WHAT YOU WILL DO:
Below are the records; copy each line in them that holds the word "color".

-------

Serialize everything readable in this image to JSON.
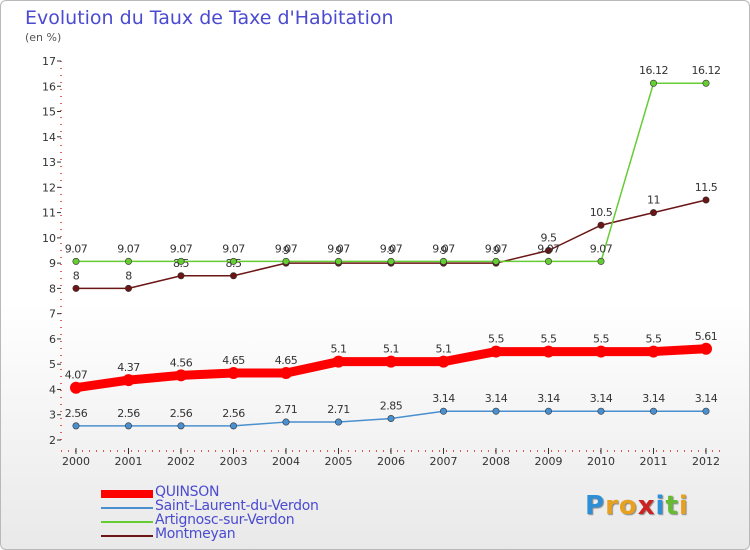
{
  "chart_data": {
    "type": "line",
    "title": "Evolution du Taux de Taxe d'Habitation",
    "subtitle": "(en %)",
    "x": [
      "2000",
      "2001",
      "2002",
      "2003",
      "2004",
      "2005",
      "2006",
      "2007",
      "2008",
      "2009",
      "2010",
      "2011",
      "2012"
    ],
    "ylim": [
      2,
      17
    ],
    "yticks": [
      2,
      3,
      4,
      5,
      6,
      7,
      8,
      9,
      10,
      11,
      12,
      13,
      14,
      15,
      16,
      17
    ],
    "grid": false,
    "legend_position": "bottom-left",
    "series": [
      {
        "name": "QUINSON",
        "color": "#ff0000",
        "values": [
          4.07,
          4.37,
          4.56,
          4.65,
          4.65,
          5.1,
          5.1,
          5.1,
          5.5,
          5.5,
          5.5,
          5.5,
          5.61
        ],
        "labels": [
          "4.07",
          "4.37",
          "4.56",
          "4.65",
          "4.65",
          "5.1",
          "5.1",
          "5.1",
          "5.5",
          "5.5",
          "5.5",
          "5.5",
          "5.61"
        ]
      },
      {
        "name": "Saint-Laurent-du-Verdon",
        "color": "#4a8fcf",
        "values": [
          2.56,
          2.56,
          2.56,
          2.56,
          2.71,
          2.71,
          2.85,
          3.14,
          3.14,
          3.14,
          3.14,
          3.14,
          3.14
        ],
        "labels": [
          "2.56",
          "2.56",
          "2.56",
          "2.56",
          "2.71",
          "2.71",
          "2.85",
          "3.14",
          "3.14",
          "3.14",
          "3.14",
          "3.14",
          "3.14"
        ]
      },
      {
        "name": "Artignosc-sur-Verdon",
        "color": "#66cc33",
        "values": [
          9.07,
          9.07,
          9.07,
          9.07,
          9.07,
          9.07,
          9.07,
          9.07,
          9.07,
          9.07,
          9.07,
          16.12,
          16.12
        ],
        "labels": [
          "9.07",
          "9.07",
          "9.07",
          "9.07",
          "9.07",
          "9.07",
          "9.07",
          "9.07",
          "9.07",
          "9.07",
          "9.07",
          "16.12",
          "16.12"
        ]
      },
      {
        "name": "Montmeyan",
        "color": "#6b1515",
        "values": [
          8,
          8,
          8.5,
          8.5,
          9,
          9,
          9,
          9,
          9,
          9.5,
          10.5,
          11,
          11.5
        ],
        "labels": [
          "8",
          "8",
          "8.5",
          "8.5",
          "9",
          "9",
          "9",
          "9",
          "9",
          "9.5",
          "10.5",
          "11",
          "11.5"
        ]
      }
    ]
  },
  "branding": {
    "logo_letters": [
      "P",
      "r",
      "o",
      "x",
      "i",
      "t",
      "i"
    ]
  }
}
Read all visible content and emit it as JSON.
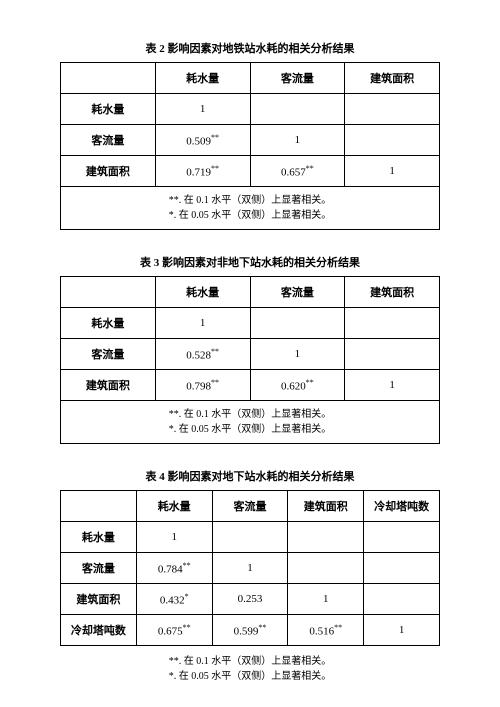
{
  "table2": {
    "title": "表 2  影响因素对地铁站水耗的相关分析结果",
    "headers": [
      "",
      "耗水量",
      "客流量",
      "建筑面积"
    ],
    "rows": [
      {
        "label": "耗水量",
        "cells": [
          "1",
          "",
          ""
        ]
      },
      {
        "label": "客流量",
        "cells": [
          "0.509**",
          "1",
          ""
        ]
      },
      {
        "label": "建筑面积",
        "cells": [
          "0.719**",
          "0.657**",
          "1"
        ]
      }
    ],
    "footnote1": "**. 在 0.1 水平（双侧）上显著相关。",
    "footnote2": "*. 在 0.05 水平（双侧）上显著相关。"
  },
  "table3": {
    "title": "表 3  影响因素对非地下站水耗的相关分析结果",
    "headers": [
      "",
      "耗水量",
      "客流量",
      "建筑面积"
    ],
    "rows": [
      {
        "label": "耗水量",
        "cells": [
          "1",
          "",
          ""
        ]
      },
      {
        "label": "客流量",
        "cells": [
          "0.528**",
          "1",
          ""
        ]
      },
      {
        "label": "建筑面积",
        "cells": [
          "0.798**",
          "0.620**",
          "1"
        ]
      }
    ],
    "footnote1": "**. 在 0.1 水平（双侧）上显著相关。",
    "footnote2": "*. 在 0.05 水平（双侧）上显著相关。"
  },
  "table4": {
    "title": "表 4  影响因素对地下站水耗的相关分析结果",
    "headers": [
      "",
      "耗水量",
      "客流量",
      "建筑面积",
      "冷却塔吨数"
    ],
    "rows": [
      {
        "label": "耗水量",
        "cells": [
          "1",
          "",
          "",
          ""
        ]
      },
      {
        "label": "客流量",
        "cells": [
          "0.784**",
          "1",
          "",
          ""
        ]
      },
      {
        "label": "建筑面积",
        "cells": [
          "0.432*",
          "0.253",
          "1",
          ""
        ]
      },
      {
        "label": "冷却塔吨数",
        "cells": [
          "0.675**",
          "0.599**",
          "0.516**",
          "1"
        ]
      }
    ],
    "footnote1": "**. 在 0.1 水平（双侧）上显著相关。",
    "footnote2": "*. 在 0.05 水平（双侧）上显著相关。"
  }
}
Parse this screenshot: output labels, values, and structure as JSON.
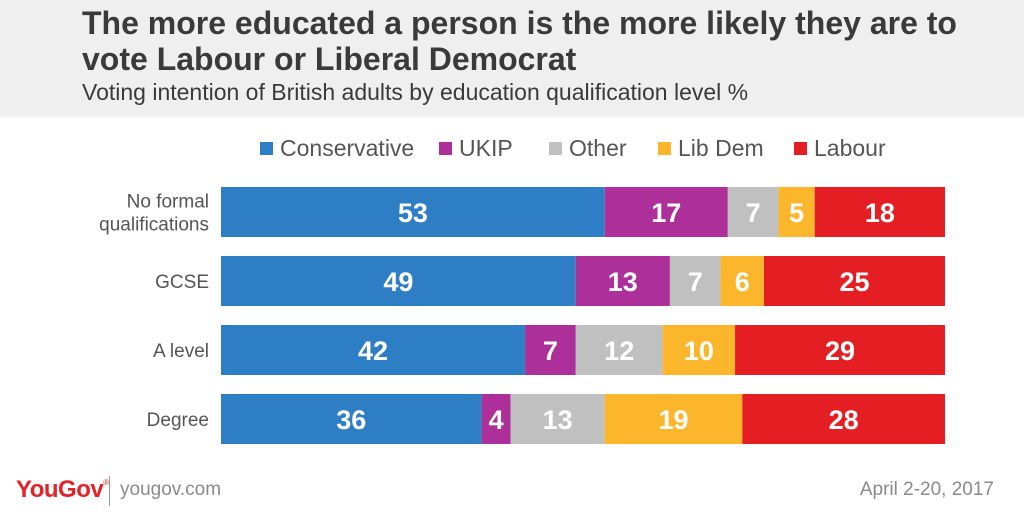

-------

OUTPUT OF THE TASK:
        "color": "#ff0000",
        "color": "#4a8fcf",
        "color": "#66cc33",
        "color": "#6b1515",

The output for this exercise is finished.